- How to complete this task
Go through the records below and return each line that has "Daily" in it.

+++ Available data

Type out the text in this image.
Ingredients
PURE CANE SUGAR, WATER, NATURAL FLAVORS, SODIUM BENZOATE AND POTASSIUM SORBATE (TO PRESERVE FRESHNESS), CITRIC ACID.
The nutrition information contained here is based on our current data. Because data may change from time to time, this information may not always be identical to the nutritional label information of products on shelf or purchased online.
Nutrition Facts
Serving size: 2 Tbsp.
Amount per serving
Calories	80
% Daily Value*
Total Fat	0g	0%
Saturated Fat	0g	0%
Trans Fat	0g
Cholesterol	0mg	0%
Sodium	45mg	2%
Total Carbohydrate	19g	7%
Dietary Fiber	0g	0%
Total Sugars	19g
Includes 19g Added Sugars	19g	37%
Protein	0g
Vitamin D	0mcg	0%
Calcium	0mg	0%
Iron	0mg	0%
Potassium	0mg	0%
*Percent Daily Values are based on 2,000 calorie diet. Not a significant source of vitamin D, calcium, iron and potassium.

++++++

- Exercise output
% Daily Value*
*Percent Daily Values are based on 2,000 calorie diet. Not a significant source of vitamin D, calcium, iron and potassium.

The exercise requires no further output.